TASK DESCRIPTION:
Track down each line that has the word "государственной" and copy it.

Extracted data entries:

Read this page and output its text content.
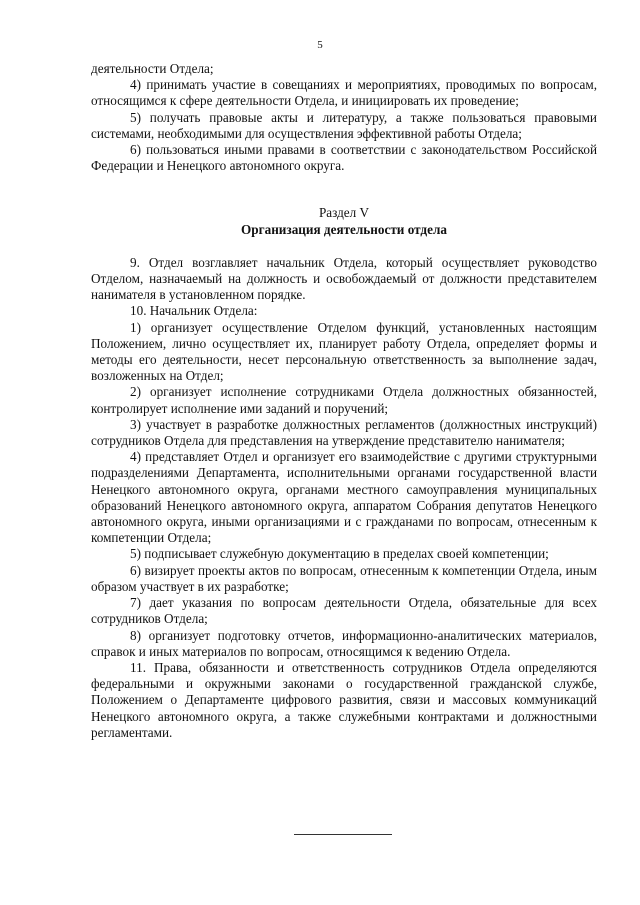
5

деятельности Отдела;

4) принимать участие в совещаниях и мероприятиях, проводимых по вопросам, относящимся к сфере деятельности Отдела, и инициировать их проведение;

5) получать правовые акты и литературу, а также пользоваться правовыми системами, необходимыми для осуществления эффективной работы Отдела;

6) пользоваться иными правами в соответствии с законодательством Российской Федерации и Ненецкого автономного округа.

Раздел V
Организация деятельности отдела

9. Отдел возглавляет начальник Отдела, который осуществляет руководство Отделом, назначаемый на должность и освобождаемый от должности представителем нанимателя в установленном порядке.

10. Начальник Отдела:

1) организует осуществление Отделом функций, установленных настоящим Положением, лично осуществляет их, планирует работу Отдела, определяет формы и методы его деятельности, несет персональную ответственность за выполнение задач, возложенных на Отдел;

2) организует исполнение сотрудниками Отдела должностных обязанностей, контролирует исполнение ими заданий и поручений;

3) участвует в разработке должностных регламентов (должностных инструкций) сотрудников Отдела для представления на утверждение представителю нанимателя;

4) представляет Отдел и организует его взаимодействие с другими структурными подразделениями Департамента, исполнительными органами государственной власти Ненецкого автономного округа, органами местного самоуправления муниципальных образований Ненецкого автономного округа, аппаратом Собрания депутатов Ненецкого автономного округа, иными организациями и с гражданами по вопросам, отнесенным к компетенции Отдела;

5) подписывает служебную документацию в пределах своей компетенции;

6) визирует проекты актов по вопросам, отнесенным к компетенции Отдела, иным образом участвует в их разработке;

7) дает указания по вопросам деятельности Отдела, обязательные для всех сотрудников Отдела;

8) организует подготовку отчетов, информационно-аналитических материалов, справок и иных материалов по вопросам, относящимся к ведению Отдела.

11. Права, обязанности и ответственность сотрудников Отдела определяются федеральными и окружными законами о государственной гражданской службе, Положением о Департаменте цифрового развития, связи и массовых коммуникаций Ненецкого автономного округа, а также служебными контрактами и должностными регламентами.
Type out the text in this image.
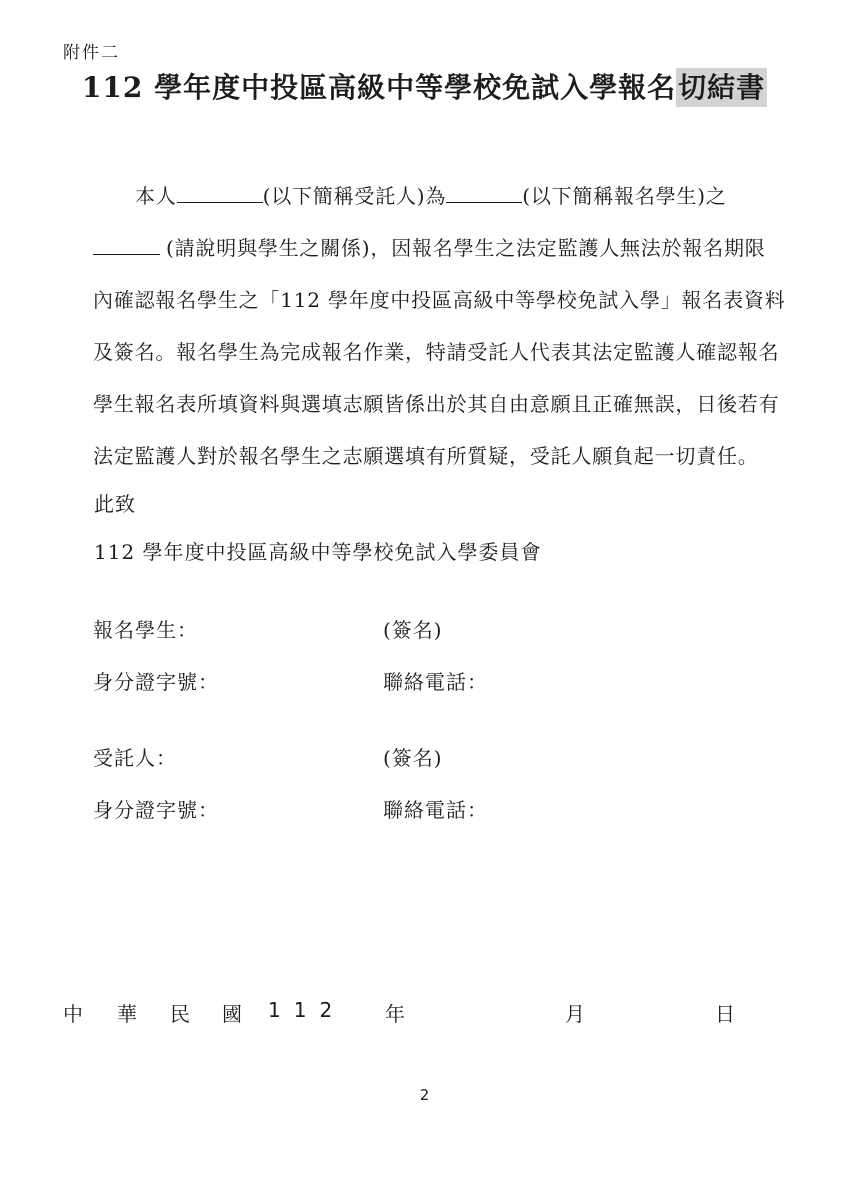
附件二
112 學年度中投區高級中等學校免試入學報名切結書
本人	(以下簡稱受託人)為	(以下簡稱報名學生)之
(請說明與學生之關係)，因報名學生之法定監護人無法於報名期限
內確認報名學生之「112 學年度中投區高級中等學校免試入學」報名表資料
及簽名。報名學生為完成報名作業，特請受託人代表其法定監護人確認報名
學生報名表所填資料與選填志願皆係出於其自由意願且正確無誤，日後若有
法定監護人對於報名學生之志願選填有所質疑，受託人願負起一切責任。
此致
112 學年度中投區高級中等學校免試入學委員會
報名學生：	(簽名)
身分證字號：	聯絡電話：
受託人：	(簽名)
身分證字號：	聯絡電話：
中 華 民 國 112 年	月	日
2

TASK SOLUTION:
4) представляет Отдел и организует его взаимодействие с другими структурными подразделениями Департамента, исполнительными органами государственной власти Ненецкого автономного округа, органами местного самоуправления муниципальных образований Ненецкого автономного округа, аппаратом Собрания депутатов Ненецкого автономного округа, иными организациями и с гражданами по вопросам, отнесенным к компетенции Отдела;
11. Права, обязанности и ответственность сотрудников Отдела определяются федеральными и окружными законами о государственной гражданской службе, Положением о Департаменте цифрового развития, связи и массовых коммуникаций Ненецкого автономного округа, а также служебными контрактами и должностными регламентами.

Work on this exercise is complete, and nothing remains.